**Written problem**
Reproduce all of the listing below without alteration.

(Stored records)

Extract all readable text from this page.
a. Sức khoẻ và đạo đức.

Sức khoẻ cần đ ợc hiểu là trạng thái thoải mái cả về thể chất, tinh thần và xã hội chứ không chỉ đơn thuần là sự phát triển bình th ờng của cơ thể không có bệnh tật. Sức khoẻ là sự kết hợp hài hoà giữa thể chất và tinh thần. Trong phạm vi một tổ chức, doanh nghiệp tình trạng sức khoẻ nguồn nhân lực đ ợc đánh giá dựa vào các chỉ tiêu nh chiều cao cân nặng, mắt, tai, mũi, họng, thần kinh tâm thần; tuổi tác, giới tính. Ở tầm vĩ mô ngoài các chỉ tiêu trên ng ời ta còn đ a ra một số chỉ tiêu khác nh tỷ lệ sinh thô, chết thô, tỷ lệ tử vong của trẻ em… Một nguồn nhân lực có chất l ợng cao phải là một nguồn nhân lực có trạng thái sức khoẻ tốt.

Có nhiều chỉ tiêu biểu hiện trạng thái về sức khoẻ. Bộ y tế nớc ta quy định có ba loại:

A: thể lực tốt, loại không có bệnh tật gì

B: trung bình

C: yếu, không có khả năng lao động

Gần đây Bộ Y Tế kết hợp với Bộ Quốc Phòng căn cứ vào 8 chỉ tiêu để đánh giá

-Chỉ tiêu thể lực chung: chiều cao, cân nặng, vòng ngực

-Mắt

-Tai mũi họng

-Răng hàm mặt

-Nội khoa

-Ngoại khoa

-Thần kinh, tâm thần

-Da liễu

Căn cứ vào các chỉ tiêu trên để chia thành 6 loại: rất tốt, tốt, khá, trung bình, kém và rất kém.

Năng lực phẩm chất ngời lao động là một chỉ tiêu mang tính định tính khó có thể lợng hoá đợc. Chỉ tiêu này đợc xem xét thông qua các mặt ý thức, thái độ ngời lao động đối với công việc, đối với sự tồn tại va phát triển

**Exercise solution**
Extract all readable text from this page.
a. Sức khoẻ và đạo đức.

Sức khoẻ cần đ ợc hiểu là trạng thái thoải mái cả về thể chất, tinh thần và xã hội chứ không chỉ đơn thuần là sự phát triển bình th ờng của cơ thể không có bệnh tật. Sức khoẻ là sự kết hợp hài hoà giữa thể chất và tinh thần. Trong phạm vi một tổ chức, doanh nghiệp tình trạng sức khoẻ nguồn nhân lực đ ợc đánh giá dựa vào các chỉ tiêu nh chiều cao cân nặng, mắt, tai, mũi, họng, thần kinh tâm thần; tuổi tác, giới tính. Ở tầm vĩ mô ngoài các chỉ tiêu trên ng ời ta còn đ a ra một số chỉ tiêu khác nh tỷ lệ sinh thô, chết thô, tỷ lệ tử vong của trẻ em… Một nguồn nhân lực có chất l ợng cao phải là một nguồn nhân lực có trạng thái sức khoẻ tốt.

Có nhiều chỉ tiêu biểu hiện trạng thái về sức khoẻ. Bộ y tế nớc ta quy định có ba loại:

A: thể lực tốt, loại không có bệnh tật gì

B: trung bình

C: yếu, không có khả năng lao động

Gần đây Bộ Y Tế kết hợp với Bộ Quốc Phòng căn cứ vào 8 chỉ tiêu để đánh giá

-Chỉ tiêu thể lực chung: chiều cao, cân nặng, vòng ngực

-Mắt

-Tai mũi họng

-Răng hàm mặt

-Nội khoa

-Ngoại khoa

-Thần kinh, tâm thần

-Da liễu

Căn cứ vào các chỉ tiêu trên để chia thành 6 loại: rất tốt, tốt, khá, trung bình, kém và rất kém.

Năng lực phẩm chất ngời lao động là một chỉ tiêu mang tính định tính khó có thể lợng hoá đợc. Chỉ tiêu này đợc xem xét thông qua các mặt ý thức, thái độ ngời lao động đối với công việc, đối với sự tồn tại va phát triển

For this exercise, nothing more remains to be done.